Transcribe every record that appears below, exactly and in full.
[Start of EXTRACTED INFORMATION]
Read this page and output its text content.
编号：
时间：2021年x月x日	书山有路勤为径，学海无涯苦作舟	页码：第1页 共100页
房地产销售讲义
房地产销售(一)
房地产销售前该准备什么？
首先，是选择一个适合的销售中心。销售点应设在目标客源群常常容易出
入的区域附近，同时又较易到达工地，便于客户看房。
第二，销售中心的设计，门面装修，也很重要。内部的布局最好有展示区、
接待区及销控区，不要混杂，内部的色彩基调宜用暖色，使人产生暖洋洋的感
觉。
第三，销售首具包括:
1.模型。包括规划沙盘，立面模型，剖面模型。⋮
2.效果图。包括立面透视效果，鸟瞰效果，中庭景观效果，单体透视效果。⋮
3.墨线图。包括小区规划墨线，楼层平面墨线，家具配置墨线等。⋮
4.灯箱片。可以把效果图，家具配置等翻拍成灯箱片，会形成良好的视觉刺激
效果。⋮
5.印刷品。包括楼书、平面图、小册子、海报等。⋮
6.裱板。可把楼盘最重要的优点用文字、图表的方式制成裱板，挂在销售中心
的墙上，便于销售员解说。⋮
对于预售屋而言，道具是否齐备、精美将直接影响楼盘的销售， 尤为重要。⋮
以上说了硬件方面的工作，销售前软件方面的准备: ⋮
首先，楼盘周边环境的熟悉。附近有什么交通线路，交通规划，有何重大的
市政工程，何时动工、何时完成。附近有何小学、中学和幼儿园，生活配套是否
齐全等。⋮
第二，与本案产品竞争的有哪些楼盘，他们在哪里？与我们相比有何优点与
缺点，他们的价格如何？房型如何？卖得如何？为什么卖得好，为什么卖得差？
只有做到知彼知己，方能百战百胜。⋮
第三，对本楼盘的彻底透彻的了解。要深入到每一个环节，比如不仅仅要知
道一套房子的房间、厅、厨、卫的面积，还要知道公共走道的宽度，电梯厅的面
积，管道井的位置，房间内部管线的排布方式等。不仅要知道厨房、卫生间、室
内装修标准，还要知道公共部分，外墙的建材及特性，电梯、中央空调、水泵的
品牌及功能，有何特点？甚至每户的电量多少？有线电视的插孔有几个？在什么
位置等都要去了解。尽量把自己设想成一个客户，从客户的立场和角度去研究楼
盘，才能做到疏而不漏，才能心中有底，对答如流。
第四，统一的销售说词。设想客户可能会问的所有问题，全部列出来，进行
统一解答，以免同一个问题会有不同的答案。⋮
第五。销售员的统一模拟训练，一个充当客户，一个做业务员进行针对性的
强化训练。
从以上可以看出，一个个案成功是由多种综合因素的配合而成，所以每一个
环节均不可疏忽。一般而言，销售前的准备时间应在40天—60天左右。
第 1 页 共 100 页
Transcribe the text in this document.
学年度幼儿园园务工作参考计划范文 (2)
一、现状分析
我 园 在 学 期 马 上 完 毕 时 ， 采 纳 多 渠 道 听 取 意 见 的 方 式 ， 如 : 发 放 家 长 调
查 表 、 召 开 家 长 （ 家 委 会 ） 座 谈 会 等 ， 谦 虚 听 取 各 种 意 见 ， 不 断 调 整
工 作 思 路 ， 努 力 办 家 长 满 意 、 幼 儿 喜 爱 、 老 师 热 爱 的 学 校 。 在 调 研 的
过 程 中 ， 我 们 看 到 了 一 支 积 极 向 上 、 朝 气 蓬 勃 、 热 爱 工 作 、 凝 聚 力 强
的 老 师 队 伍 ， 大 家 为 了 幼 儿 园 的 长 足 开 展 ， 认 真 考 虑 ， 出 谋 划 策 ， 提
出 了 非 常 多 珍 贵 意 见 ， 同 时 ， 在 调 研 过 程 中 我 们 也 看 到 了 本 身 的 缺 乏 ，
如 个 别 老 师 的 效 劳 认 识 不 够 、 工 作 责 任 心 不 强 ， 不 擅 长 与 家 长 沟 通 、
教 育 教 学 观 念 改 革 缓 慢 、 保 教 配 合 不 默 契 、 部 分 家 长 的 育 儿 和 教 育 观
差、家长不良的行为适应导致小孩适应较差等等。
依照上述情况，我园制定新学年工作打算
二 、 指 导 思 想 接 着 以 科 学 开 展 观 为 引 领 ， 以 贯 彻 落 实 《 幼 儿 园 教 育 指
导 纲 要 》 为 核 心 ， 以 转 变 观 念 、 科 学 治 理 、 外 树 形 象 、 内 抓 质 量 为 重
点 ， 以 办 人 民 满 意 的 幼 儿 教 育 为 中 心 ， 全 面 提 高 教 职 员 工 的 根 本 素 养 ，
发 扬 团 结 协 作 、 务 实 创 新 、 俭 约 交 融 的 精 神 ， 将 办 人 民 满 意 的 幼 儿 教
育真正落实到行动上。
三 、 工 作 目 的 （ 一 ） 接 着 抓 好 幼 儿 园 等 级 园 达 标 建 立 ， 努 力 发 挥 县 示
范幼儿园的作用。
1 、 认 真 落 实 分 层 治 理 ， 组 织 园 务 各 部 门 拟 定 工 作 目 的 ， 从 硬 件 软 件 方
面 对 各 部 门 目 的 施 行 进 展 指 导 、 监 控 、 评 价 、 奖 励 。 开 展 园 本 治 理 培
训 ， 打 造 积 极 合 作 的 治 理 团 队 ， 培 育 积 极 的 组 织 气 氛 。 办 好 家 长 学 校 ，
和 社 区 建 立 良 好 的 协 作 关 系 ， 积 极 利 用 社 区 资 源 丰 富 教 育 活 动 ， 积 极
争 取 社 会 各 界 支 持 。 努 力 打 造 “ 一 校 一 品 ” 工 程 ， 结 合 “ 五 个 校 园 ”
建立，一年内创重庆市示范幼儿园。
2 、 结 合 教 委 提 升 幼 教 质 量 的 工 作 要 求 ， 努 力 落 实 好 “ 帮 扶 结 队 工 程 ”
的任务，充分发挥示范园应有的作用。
[End of EXTRACTED INFORMATION]
● WORKED SOLUTION:
Read this page and output its text content.
编号：
时间：2021年x月x日	书山有路勤为径，学海无涯苦作舟	页码：第1页 共100页
房地产销售讲义
房地产销售(一)
房地产销售前该准备什么？
首先，是选择一个适合的销售中心。销售点应设在目标客源群常常容易出
入的区域附近，同时又较易到达工地，便于客户看房。
第二，销售中心的设计，门面装修，也很重要。内部的布局最好有展示区、
接待区及销控区，不要混杂，内部的色彩基调宜用暖色，使人产生暖洋洋的感
觉。
第三，销售首具包括:
1.模型。包括规划沙盘，立面模型，剖面模型。⋮
2.效果图。包括立面透视效果，鸟瞰效果，中庭景观效果，单体透视效果。⋮
3.墨线图。包括小区规划墨线，楼层平面墨线，家具配置墨线等。⋮
4.灯箱片。可以把效果图，家具配置等翻拍成灯箱片，会形成良好的视觉刺激
效果。⋮
5.印刷品。包括楼书、平面图、小册子、海报等。⋮
6.裱板。可把楼盘最重要的优点用文字、图表的方式制成裱板，挂在销售中心
的墙上，便于销售员解说。⋮
对于预售屋而言，道具是否齐备、精美将直接影响楼盘的销售， 尤为重要。⋮
以上说了硬件方面的工作，销售前软件方面的准备: ⋮
首先，楼盘周边环境的熟悉。附近有什么交通线路，交通规划，有何重大的
市政工程，何时动工、何时完成。附近有何小学、中学和幼儿园，生活配套是否
齐全等。⋮
第二，与本案产品竞争的有哪些楼盘，他们在哪里？与我们相比有何优点与
缺点，他们的价格如何？房型如何？卖得如何？为什么卖得好，为什么卖得差？
只有做到知彼知己，方能百战百胜。⋮
第三，对本楼盘的彻底透彻的了解。要深入到每一个环节，比如不仅仅要知
道一套房子的房间、厅、厨、卫的面积，还要知道公共走道的宽度，电梯厅的面
积，管道井的位置，房间内部管线的排布方式等。不仅要知道厨房、卫生间、室
内装修标准，还要知道公共部分，外墙的建材及特性，电梯、中央空调、水泵的
品牌及功能，有何特点？甚至每户的电量多少？有线电视的插孔有几个？在什么
位置等都要去了解。尽量把自己设想成一个客户，从客户的立场和角度去研究楼
盘，才能做到疏而不漏，才能心中有底，对答如流。
第四，统一的销售说词。设想客户可能会问的所有问题，全部列出来，进行
统一解答，以免同一个问题会有不同的答案。⋮
第五。销售员的统一模拟训练，一个充当客户，一个做业务员进行针对性的
强化训练。
从以上可以看出，一个个案成功是由多种综合因素的配合而成，所以每一个
环节均不可疏忽。一般而言，销售前的准备时间应在40天—60天左右。
第 1 页 共 100 页
Transcribe the text in this document.
学年度幼儿园园务工作参考计划范文 (2)
一、现状分析
我 园 在 学 期 马 上 完 毕 时 ， 采 纳 多 渠 道 听 取 意 见 的 方 式 ， 如 : 发 放 家 长 调
查 表 、 召 开 家 长 （ 家 委 会 ） 座 谈 会 等 ， 谦 虚 听 取 各 种 意 见 ， 不 断 调 整
工 作 思 路 ， 努 力 办 家 长 满 意 、 幼 儿 喜 爱 、 老 师 热 爱 的 学 校 。 在 调 研 的
过 程 中 ， 我 们 看 到 了 一 支 积 极 向 上 、 朝 气 蓬 勃 、 热 爱 工 作 、 凝 聚 力 强
的 老 师 队 伍 ， 大 家 为 了 幼 儿 园 的 长 足 开 展 ， 认 真 考 虑 ， 出 谋 划 策 ， 提
出 了 非 常 多 珍 贵 意 见 ， 同 时 ， 在 调 研 过 程 中 我 们 也 看 到 了 本 身 的 缺 乏 ，
如 个 别 老 师 的 效 劳 认 识 不 够 、 工 作 责 任 心 不 强 ， 不 擅 长 与 家 长 沟 通 、
教 育 教 学 观 念 改 革 缓 慢 、 保 教 配 合 不 默 契 、 部 分 家 长 的 育 儿 和 教 育 观
差、家长不良的行为适应导致小孩适应较差等等。
依照上述情况，我园制定新学年工作打算
二 、 指 导 思 想 接 着 以 科 学 开 展 观 为 引 领 ， 以 贯 彻 落 实 《 幼 儿 园 教 育 指
导 纲 要 》 为 核 心 ， 以 转 变 观 念 、 科 学 治 理 、 外 树 形 象 、 内 抓 质 量 为 重
点 ， 以 办 人 民 满 意 的 幼 儿 教 育 为 中 心 ， 全 面 提 高 教 职 员 工 的 根 本 素 养 ，
发 扬 团 结 协 作 、 务 实 创 新 、 俭 约 交 融 的 精 神 ， 将 办 人 民 满 意 的 幼 儿 教
育真正落实到行动上。
三 、 工 作 目 的 （ 一 ） 接 着 抓 好 幼 儿 园 等 级 园 达 标 建 立 ， 努 力 发 挥 县 示
范幼儿园的作用。
1 、 认 真 落 实 分 层 治 理 ， 组 织 园 务 各 部 门 拟 定 工 作 目 的 ， 从 硬 件 软 件 方
面 对 各 部 门 目 的 施 行 进 展 指 导 、 监 控 、 评 价 、 奖 励 。 开 展 园 本 治 理 培
训 ， 打 造 积 极 合 作 的 治 理 团 队 ， 培 育 积 极 的 组 织 气 氛 。 办 好 家 长 学 校 ，
和 社 区 建 立 良 好 的 协 作 关 系 ， 积 极 利 用 社 区 资 源 丰 富 教 育 活 动 ， 积 极
争 取 社 会 各 界 支 持 。 努 力 打 造 “ 一 校 一 品 ” 工 程 ， 结 合 “ 五 个 校 园 ”
建立，一年内创重庆市示范幼儿园。
2 、 结 合 教 委 提 升 幼 教 质 量 的 工 作 要 求 ， 努 力 落 实 好 “ 帮 扶 结 队 工 程 ”
的任务，充分发挥示范园应有的作用。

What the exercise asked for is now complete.